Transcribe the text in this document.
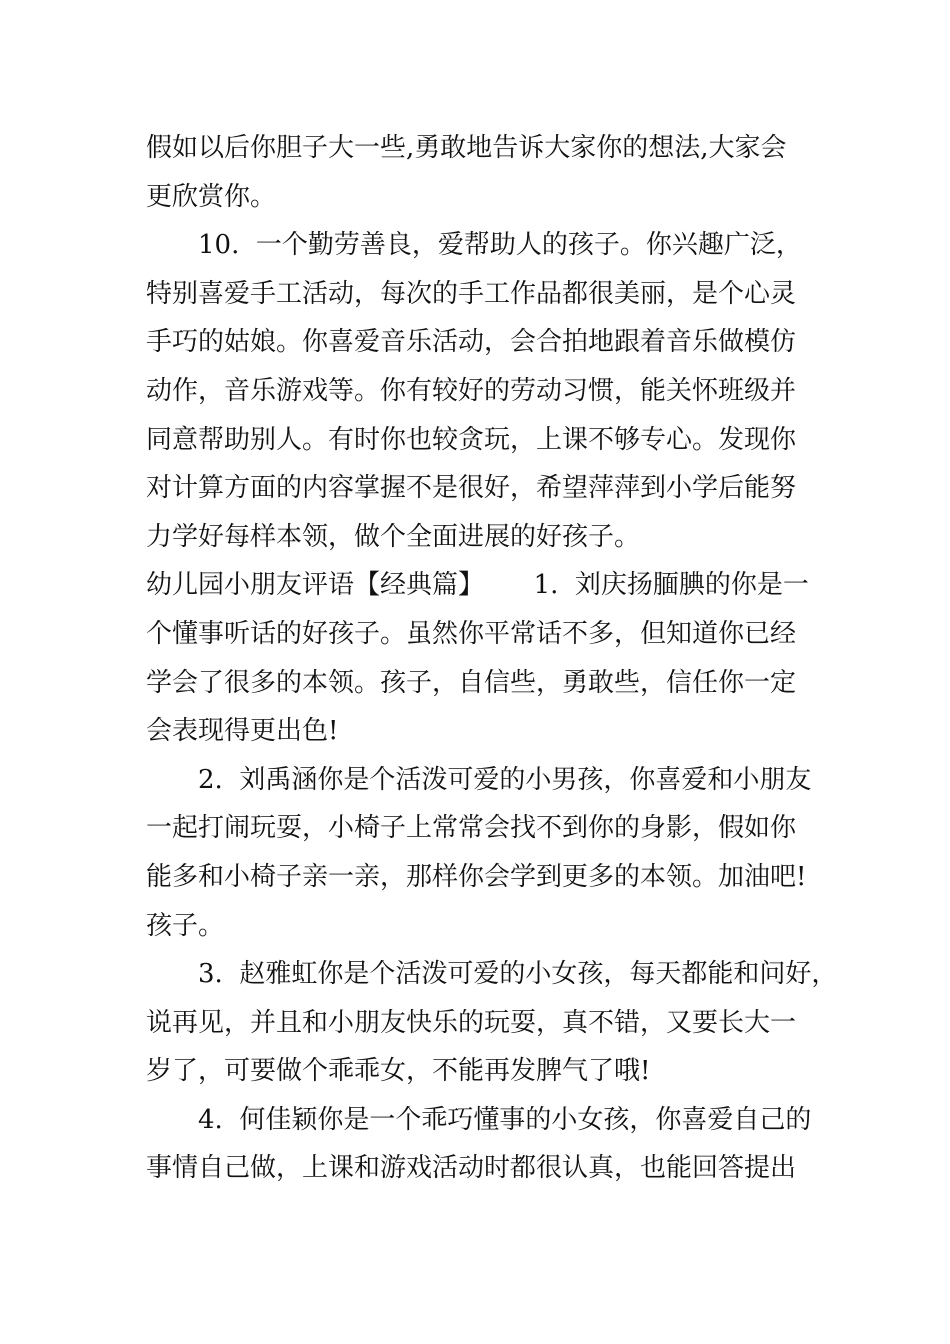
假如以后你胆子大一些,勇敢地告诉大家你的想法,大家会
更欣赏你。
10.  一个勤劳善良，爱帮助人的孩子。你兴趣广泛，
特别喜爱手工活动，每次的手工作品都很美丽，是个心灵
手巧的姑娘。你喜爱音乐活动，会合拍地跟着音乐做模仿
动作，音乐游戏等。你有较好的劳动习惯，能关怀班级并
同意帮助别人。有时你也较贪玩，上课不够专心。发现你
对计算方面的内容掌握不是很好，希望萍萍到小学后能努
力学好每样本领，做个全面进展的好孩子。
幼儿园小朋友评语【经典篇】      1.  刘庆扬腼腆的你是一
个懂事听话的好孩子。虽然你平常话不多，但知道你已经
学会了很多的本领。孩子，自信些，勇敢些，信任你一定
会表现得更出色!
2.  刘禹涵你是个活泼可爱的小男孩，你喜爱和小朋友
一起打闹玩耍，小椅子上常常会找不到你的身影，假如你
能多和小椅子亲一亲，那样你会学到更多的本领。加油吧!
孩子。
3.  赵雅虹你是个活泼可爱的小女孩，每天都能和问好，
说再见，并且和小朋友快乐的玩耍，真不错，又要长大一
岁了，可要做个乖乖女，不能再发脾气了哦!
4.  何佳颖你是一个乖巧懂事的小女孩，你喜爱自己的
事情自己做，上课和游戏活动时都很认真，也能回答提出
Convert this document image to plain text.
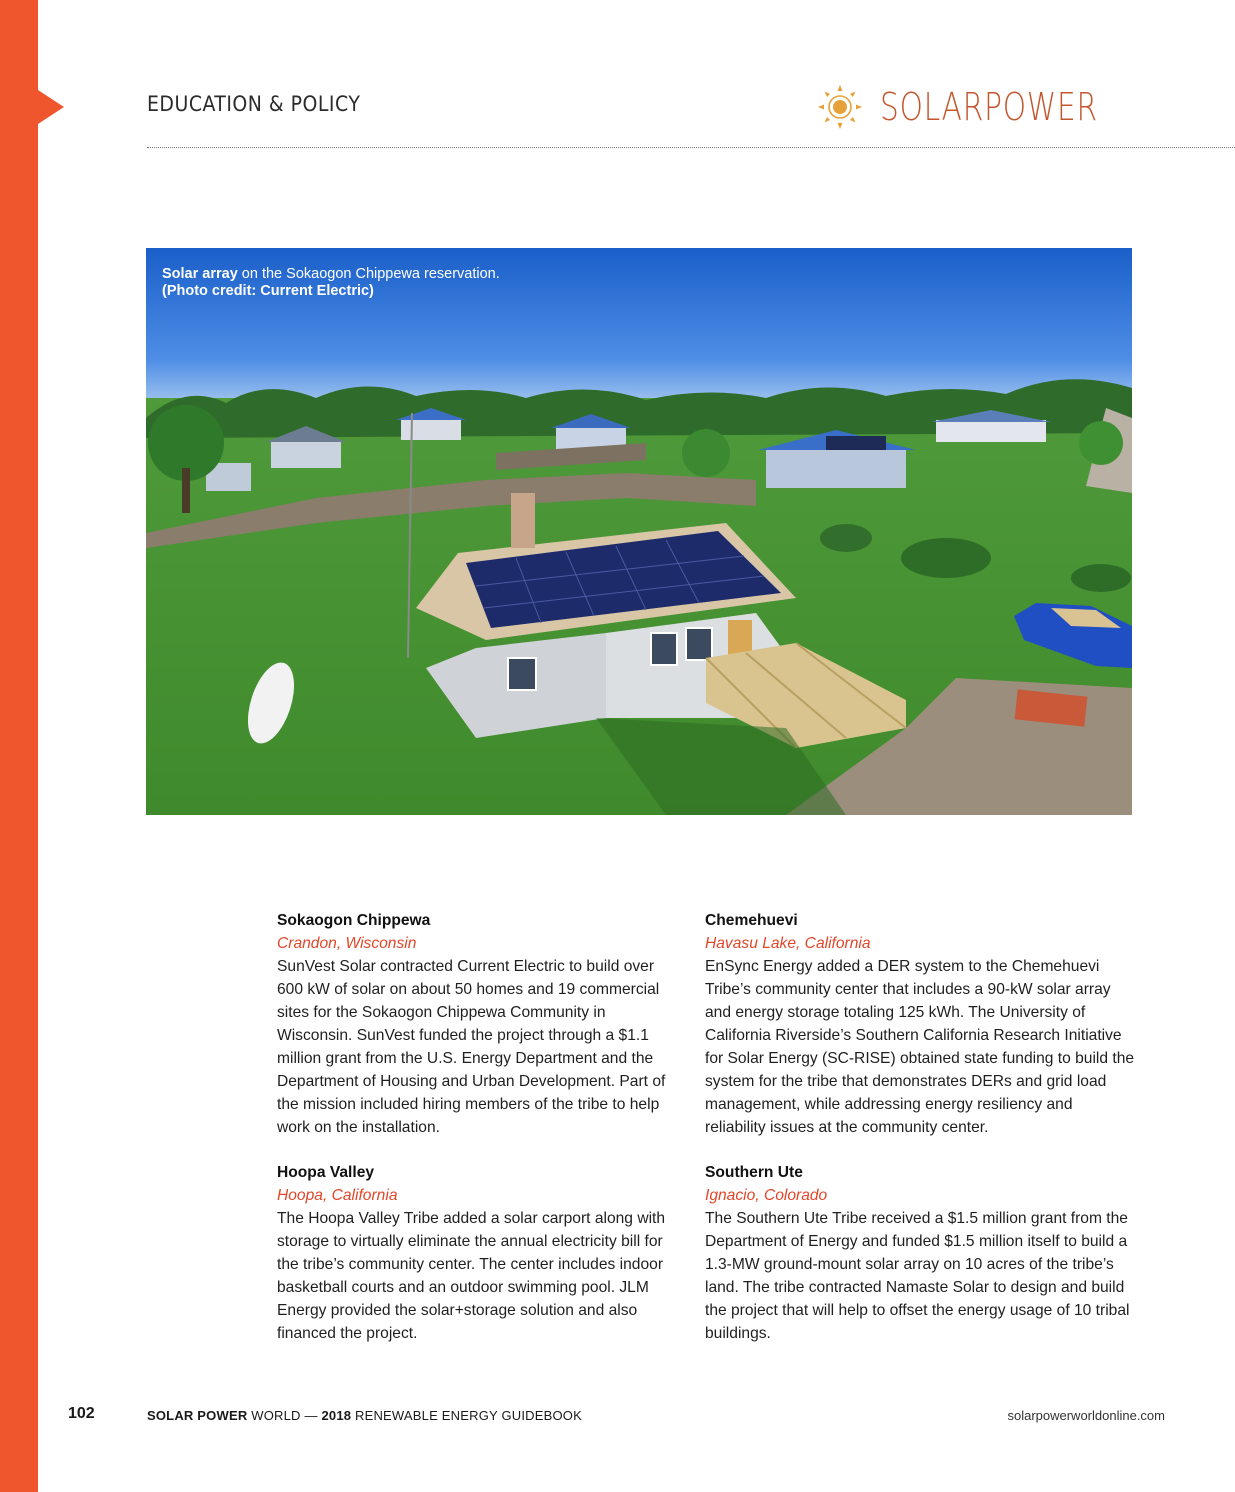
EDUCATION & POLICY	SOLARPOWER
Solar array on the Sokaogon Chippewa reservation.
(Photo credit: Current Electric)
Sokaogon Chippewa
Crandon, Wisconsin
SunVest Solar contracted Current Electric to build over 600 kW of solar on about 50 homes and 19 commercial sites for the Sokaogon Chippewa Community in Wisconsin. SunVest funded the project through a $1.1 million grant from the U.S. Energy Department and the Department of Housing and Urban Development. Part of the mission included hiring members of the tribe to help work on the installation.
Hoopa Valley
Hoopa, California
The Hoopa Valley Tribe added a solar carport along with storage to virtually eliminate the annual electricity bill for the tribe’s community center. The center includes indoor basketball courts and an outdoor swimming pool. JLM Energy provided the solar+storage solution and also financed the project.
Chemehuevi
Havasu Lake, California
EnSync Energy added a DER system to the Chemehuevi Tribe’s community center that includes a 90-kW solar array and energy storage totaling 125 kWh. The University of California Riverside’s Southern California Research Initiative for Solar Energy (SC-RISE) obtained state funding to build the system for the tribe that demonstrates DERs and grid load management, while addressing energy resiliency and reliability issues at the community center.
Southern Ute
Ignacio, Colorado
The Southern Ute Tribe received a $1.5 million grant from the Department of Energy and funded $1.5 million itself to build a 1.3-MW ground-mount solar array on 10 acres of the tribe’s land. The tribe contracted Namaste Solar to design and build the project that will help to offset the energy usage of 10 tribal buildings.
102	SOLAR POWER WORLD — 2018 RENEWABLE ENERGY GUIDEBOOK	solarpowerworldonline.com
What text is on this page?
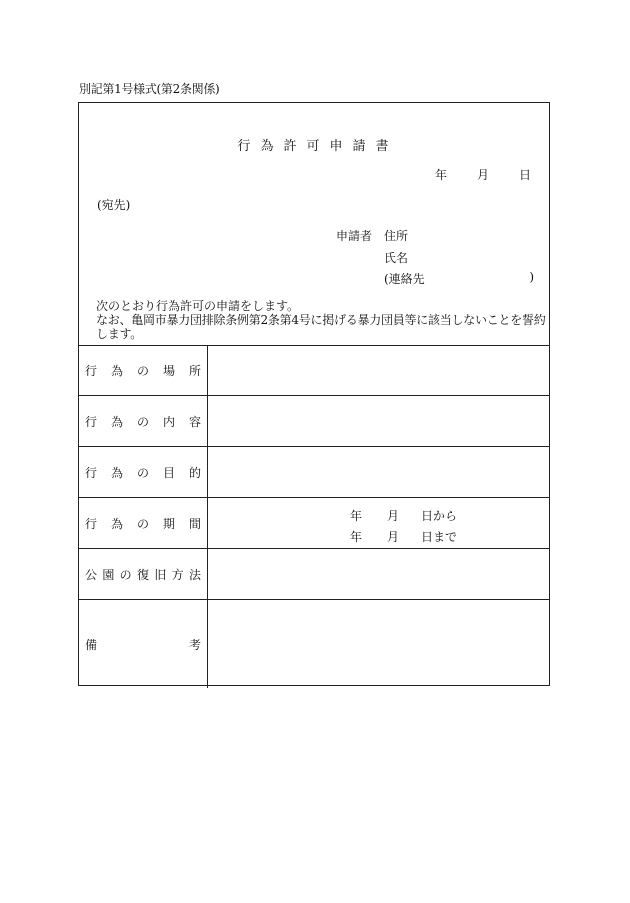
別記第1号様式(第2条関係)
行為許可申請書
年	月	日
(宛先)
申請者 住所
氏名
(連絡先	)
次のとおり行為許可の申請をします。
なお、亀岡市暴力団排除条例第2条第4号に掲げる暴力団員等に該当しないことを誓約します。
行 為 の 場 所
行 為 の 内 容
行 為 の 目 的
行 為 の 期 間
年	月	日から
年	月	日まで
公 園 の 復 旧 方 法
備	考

Exercise description:
In the records above, locate the lines holding the word "Chemehuevi". Copy each of them.

Exercise output:
Chemehuevi
EnSync Energy added a DER system to the Chemehuevi Tribe’s community center that includes a 90-kW solar array and energy storage totaling 125 kWh. The University of California Riverside’s Southern California Research Initiative for Solar Energy (SC-RISE) obtained state funding to build the system for the tribe that demonstrates DERs and grid load management, while addressing energy resiliency and reliability issues at the community center.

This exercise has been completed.